- _Task data_
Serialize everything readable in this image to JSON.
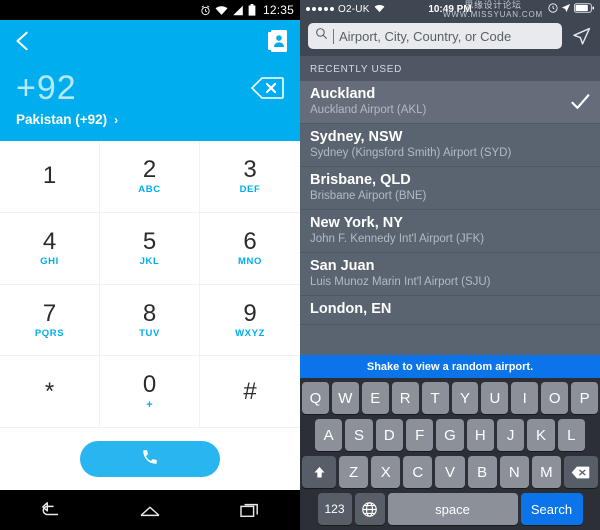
{
  "android": {
    "status": {
      "time": "12:35",
      "icons": [
        "alarm-icon",
        "wifi-icon",
        "signal-icon",
        "battery-icon"
      ]
    },
    "appbar": {
      "back": "back-arrow-icon",
      "contacts": "contacts-book-icon"
    },
    "number_display": {
      "value": "+92",
      "backspace": "backspace-icon"
    },
    "country": {
      "label": "Pakistan (+92)",
      "chevron": "›"
    },
    "keypad": [
      {
        "digit": "1",
        "sub": ""
      },
      {
        "digit": "2",
        "sub": "ABC"
      },
      {
        "digit": "3",
        "sub": "DEF"
      },
      {
        "digit": "4",
        "sub": "GHI"
      },
      {
        "digit": "5",
        "sub": "JKL"
      },
      {
        "digit": "6",
        "sub": "MNO"
      },
      {
        "digit": "7",
        "sub": "PQRS"
      },
      {
        "digit": "8",
        "sub": "TUV"
      },
      {
        "digit": "9",
        "sub": "WXYZ"
      },
      {
        "digit": "*",
        "sub": ""
      },
      {
        "digit": "0",
        "sub": "+"
      },
      {
        "digit": "#",
        "sub": ""
      }
    ],
    "call_button": "call-icon",
    "navbar": [
      "back-nav-icon",
      "home-nav-icon",
      "recents-nav-icon"
    ],
    "accent_color": "#00AEEF"
  },
  "ios": {
    "status": {
      "carrier": "O2-UK",
      "time": "10:49 PM",
      "signal_dots": 5
    },
    "watermark": {
      "line1": "思缘设计论坛",
      "line2": "WWW.MISSYUAN.COM"
    },
    "search": {
      "placeholder": "Airport, City, Country, or Code",
      "icon": "search-icon",
      "location_icon": "location-arrow-icon"
    },
    "section_header": "RECENTLY USED",
    "airports": [
      {
        "city": "Auckland",
        "airport": "Auckland Airport (AKL)",
        "selected": true
      },
      {
        "city": "Sydney, NSW",
        "airport": "Sydney (Kingsford Smith) Airport (SYD)",
        "selected": false
      },
      {
        "city": "Brisbane, QLD",
        "airport": "Brisbane Airport (BNE)",
        "selected": false
      },
      {
        "city": "New York, NY",
        "airport": "John F. Kennedy Int'l Airport (JFK)",
        "selected": false
      },
      {
        "city": "San Juan",
        "airport": "Luis Munoz Marin Int'l Airport (SJU)",
        "selected": false
      },
      {
        "city": "London, EN",
        "airport": "",
        "selected": false
      }
    ],
    "banner": "Shake to view a random airport.",
    "keyboard": {
      "row1": [
        "Q",
        "W",
        "E",
        "R",
        "T",
        "Y",
        "U",
        "I",
        "O",
        "P"
      ],
      "row2": [
        "A",
        "S",
        "D",
        "F",
        "G",
        "H",
        "J",
        "K",
        "L"
      ],
      "row3": [
        "Z",
        "X",
        "C",
        "V",
        "B",
        "N",
        "M"
      ],
      "shift": "shift-icon",
      "delete": "delete-icon",
      "numbers": "123",
      "globe": "globe-icon",
      "space": "space",
      "search": "Search"
    },
    "accent_color": "#0a74e8"
  }
}
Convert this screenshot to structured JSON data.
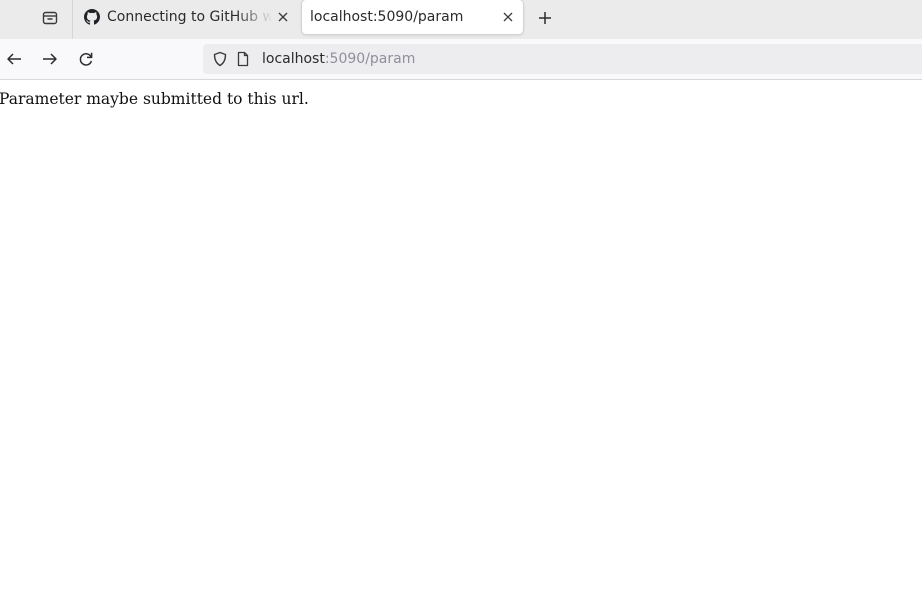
{
  "tabs": [
    {
      "title": "Connecting to GitHub with SSH",
      "icon": "github-icon",
      "active": false
    },
    {
      "title": "localhost:5090/param",
      "icon": "",
      "active": true
    }
  ],
  "urlbar": {
    "host": "localhost",
    "path": ":5090/param"
  },
  "page": {
    "body_text": "Parameter maybe submitted to this url."
  },
  "icons": {
    "tab_list": "tab-list-icon",
    "close": "close-icon",
    "new_tab": "plus-icon",
    "back": "back-arrow-icon",
    "forward": "forward-arrow-icon",
    "reload": "reload-icon",
    "tracking_protection": "shield-icon",
    "page_info": "page-icon"
  },
  "colors": {
    "tab_strip": "#ebebeb",
    "active_tab": "#ffffff",
    "url_bar": "#ededf0",
    "url_path": "#8f8f9d"
  }
}
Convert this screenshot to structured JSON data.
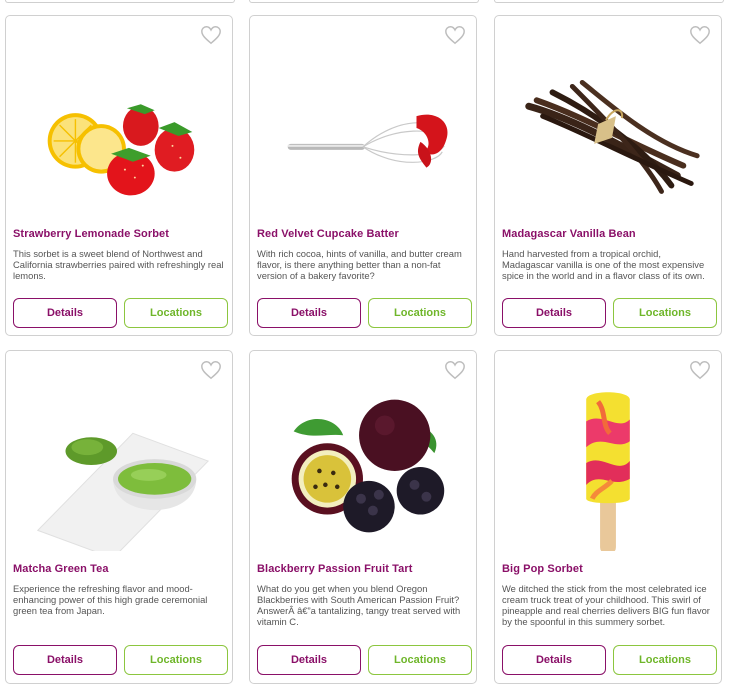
{
  "colors": {
    "title": "#8a1068",
    "details_border": "#8a1068",
    "locations_border": "#8cc63f",
    "heart": "#bdbdbd"
  },
  "products": [
    {
      "title": "Strawberry Lemonade Sorbet",
      "description": "This sorbet is a sweet blend of Northwest and California strawberries paired with refreshingly real lemons.",
      "image": "strawberry-lemon-image",
      "details_label": "Details",
      "locations_label": "Locations"
    },
    {
      "title": "Red Velvet Cupcake Batter",
      "description": "With rich cocoa, hints of vanilla, and butter cream flavor, is there anything better than a non-fat version of a bakery favorite?",
      "image": "red-whisk-image",
      "details_label": "Details",
      "locations_label": "Locations"
    },
    {
      "title": "Madagascar Vanilla Bean",
      "description": "Hand harvested from a tropical orchid, Madagascar vanilla is one of the most expensive spice in the world and in a flavor class of its own.",
      "image": "vanilla-beans-image",
      "details_label": "Details",
      "locations_label": "Locations"
    },
    {
      "title": "Matcha Green Tea",
      "description": "Experience the refreshing flavor and mood-enhancing power of this high grade ceremonial green tea from Japan.",
      "image": "matcha-bowl-image",
      "details_label": "Details",
      "locations_label": "Locations"
    },
    {
      "title": "Blackberry Passion Fruit Tart",
      "description": "What do you get when you blend Oregon Blackberries with South American Passion Fruit? AnswerÂ â€”a tantalizing, tangy treat served with vitamin C.",
      "image": "blackberry-passionfruit-image",
      "details_label": "Details",
      "locations_label": "Locations"
    },
    {
      "title": "Big Pop Sorbet",
      "description": "We ditched the stick from the most celebrated ice cream truck treat of your childhood. This swirl of pineapple and real cherries delivers BIG fun flavor by the spoonful in this summery sorbet.",
      "image": "popsicle-image",
      "details_label": "Details",
      "locations_label": "Locations"
    }
  ]
}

- _Stated goal_
Above are the entries; count how many of their lines contain the word "Sydney" and give only that number.

- _Exercise result_
2